## Requirement 1:
Retype the Schedule TO filing, starting at "(Name, address, and" and ending at "S. Ellenoff, Esq.".
## Requirement 2:
Which filing persons does the Schedule TO filing name as offerors? List all of them.
## Requirement 3:
Proceed with the Schedule TO filing on the Chart Acquisition Corp. warrants from the point where it stops.

## Reading text:

▼

UNITED STATES

SECURITIES AND EXCHANGE COMMISSION

Washington, D.C. 20549

 

SCHEDULE TO

 

Tender Offer Statement under Section 14(d)(1) or 13(e)(1)

of the Securities Exchange Act of 1934

 

CHART ACQUISITION CORP.

(Name of Subject Company (Issuer)) 

 

CHART ACQUISITION GROUP, LLC

JOSEPH R. WRIGHT

COWEN INVESTMENTS LLC

(Names of Filing Persons (Offerors)) 

 

WARRANTS TO PURCHASE COMMON STOCK, $0.0001 PAR VALUE

(Title of Class of Securities)

 

16115113

(CUSIP Number of Class of Securities)

 

The Chart Group, L.P., Managing Member

Chart Acquisition Group LLC

555 5th Avenue, 19th Floor

New York, New York 10017

(212) 350-8205

(Name, address, and telephone numbers of person authorized to receive notices and communications on behalf of filing persons)

 

Copies to:

Douglas S. Ellenoff, Esq.

Richard Baumann, Esq.

Ellenoff Grossman & Schole LLP

1345 Avenue of the Americas

New York, New York 10105

(212) 370-1300

 

CALCULATION OF FILING FEE

 

Transaction Valuation   Amount of Filing Fee
N/A*   N/A*

 

 

* A filing fee is not required in connection with this filing as it relates solely to preliminary communications made before the commencement of a tender offer.

 

  Check the box if any part of the fee is offset as provided by Rule 0-11(a)(2) and identify the filing with which the offsetting fee was previously paid. Identify the previous filing by registration statement number, or the form or schedule and the date of its filing.

 

Amount Previously Paid:  N/A Filing Party: N/A
Form of Registration No.: N/A Date Filed: N/A

 

 Check the box if the filing relates solely to preliminary communications made before the commencement of a tender offer.

 

Check the appropriate boxes below to designate any transactions to which the statement relates:

  Third-party tender offer subject to Rule 14d-1.

  Issuer tender offer subject to Rule 13e-4.

☐  Going-private transaction subject to Rule 13e-3.

☐  Amendment to Schedule 13D under Rule 13d-2.

 

Check the following box if the filing is a final amendment reporting the results of the tender offer. 

 

If applicable, check the appropriate box(es) below to designate the appropriate rule provision(s) relied upon:

 

☐  Rule 13e-4(i) (Cross-Border Issuer Tender Offer)

☐  Rule 14d-1(d) (Cross-Border Third-Party Tender Offer)

▲

## Extracted data:
▼

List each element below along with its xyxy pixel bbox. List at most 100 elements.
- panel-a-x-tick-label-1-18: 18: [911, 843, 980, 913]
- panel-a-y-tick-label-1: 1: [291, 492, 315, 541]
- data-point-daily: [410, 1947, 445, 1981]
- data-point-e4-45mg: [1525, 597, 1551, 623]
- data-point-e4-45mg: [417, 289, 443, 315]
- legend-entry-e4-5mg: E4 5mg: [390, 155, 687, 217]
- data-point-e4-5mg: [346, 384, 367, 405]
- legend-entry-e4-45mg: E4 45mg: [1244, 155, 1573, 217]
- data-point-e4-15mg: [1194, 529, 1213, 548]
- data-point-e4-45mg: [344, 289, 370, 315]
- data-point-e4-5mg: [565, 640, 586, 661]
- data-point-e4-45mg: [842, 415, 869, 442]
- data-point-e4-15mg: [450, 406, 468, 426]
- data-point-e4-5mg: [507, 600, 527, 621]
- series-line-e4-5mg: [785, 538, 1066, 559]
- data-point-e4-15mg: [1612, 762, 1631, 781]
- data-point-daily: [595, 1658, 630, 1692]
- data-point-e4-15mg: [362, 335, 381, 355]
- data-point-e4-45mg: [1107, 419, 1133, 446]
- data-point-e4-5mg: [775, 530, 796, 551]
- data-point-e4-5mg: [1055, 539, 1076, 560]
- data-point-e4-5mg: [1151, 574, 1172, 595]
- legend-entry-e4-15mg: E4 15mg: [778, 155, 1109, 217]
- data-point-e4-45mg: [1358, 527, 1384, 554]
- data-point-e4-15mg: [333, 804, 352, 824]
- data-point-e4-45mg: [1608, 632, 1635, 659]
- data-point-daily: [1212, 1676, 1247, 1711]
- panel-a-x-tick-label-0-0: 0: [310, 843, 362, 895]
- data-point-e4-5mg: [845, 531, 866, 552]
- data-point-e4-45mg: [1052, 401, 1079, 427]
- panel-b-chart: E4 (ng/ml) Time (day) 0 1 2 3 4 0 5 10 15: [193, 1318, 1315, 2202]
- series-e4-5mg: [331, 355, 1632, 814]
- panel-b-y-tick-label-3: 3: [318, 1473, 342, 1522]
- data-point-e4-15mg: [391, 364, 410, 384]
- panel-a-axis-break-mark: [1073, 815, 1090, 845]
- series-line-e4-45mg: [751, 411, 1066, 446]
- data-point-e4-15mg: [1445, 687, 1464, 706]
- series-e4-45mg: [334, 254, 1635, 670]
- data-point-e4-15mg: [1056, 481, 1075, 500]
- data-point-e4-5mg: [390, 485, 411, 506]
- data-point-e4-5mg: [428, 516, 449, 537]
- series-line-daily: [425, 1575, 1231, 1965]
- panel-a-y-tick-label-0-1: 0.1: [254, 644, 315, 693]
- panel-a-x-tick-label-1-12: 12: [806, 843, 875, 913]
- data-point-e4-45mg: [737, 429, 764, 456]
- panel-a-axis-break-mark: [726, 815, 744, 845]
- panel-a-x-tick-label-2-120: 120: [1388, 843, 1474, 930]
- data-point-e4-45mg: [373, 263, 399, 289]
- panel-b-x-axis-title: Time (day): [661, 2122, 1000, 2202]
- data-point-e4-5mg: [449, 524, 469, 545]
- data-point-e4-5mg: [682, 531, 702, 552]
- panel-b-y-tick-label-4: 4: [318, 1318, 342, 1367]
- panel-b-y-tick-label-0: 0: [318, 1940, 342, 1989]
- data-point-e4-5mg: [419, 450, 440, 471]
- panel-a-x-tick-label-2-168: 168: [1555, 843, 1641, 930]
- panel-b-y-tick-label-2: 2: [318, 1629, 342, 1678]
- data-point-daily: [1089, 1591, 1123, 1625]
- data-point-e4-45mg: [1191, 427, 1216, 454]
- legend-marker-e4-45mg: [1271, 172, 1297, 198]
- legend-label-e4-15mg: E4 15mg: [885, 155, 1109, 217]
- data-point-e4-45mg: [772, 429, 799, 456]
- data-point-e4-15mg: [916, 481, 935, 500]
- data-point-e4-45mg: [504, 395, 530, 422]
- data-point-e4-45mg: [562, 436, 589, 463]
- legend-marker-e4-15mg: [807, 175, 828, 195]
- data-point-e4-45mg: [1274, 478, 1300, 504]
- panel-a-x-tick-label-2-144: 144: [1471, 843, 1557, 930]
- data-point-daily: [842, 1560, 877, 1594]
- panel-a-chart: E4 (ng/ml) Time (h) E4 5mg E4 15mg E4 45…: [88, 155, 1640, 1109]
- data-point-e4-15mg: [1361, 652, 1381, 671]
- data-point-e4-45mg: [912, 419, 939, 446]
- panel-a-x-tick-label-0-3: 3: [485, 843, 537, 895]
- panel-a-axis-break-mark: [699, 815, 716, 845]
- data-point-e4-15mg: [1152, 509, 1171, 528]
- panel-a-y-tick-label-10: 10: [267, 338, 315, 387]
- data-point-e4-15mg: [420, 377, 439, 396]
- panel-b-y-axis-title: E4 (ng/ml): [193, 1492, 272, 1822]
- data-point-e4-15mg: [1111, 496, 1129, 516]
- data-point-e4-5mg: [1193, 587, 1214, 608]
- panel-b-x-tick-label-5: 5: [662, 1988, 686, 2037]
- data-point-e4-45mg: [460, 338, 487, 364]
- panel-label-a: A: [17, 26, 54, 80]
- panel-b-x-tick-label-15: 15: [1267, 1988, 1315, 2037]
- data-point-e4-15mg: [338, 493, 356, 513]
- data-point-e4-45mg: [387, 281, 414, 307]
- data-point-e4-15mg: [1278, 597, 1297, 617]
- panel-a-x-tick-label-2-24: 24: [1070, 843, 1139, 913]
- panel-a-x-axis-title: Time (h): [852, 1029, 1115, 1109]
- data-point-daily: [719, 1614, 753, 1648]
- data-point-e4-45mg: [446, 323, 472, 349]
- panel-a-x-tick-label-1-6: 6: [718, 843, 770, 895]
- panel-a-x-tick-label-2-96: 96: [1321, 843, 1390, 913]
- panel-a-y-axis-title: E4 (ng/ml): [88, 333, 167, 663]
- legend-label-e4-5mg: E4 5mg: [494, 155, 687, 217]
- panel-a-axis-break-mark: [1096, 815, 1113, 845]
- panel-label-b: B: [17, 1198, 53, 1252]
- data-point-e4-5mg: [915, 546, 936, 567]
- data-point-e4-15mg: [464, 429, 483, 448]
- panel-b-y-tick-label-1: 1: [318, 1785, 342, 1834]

▲

## Expected output 1:
(Name, address, and telephone numbers of person authorized to receive notices and communications on behalf of filing persons)

 

Copies to:

Douglas S. Ellenoff, Esq.

## Expected output 2:
Chart Acquisition Group, LLC
Joseph R. Wright
Cowen Investments LLC

## Expected output 3:
  This Tender Offer Statement on Schedule TO relates solely to preliminary communications made before the commencement of a planned tender offer by Chart Acquisition Group LLC (“Chart Acquisition Group”), Joseph R. Wright (“Mr. Wright”) and Cowen Investments LLC (“Cowen” and, together with Chart Acquisition Group and Mr. Wright, the “Purchasers”), for up to 3,746,150 of the issued and outstanding public warrants of Chart Acquisition Corp. (the “Company”) sold as part of the units (the “Public Warrants”) in the Company’s initial public offering to be commenced pursuant to the Agreement and Plan of Merger, dated as of January 5, 2015, by and among the Company, Tempus Applied Solutions, LLC, the Purchasers and the parties thereto.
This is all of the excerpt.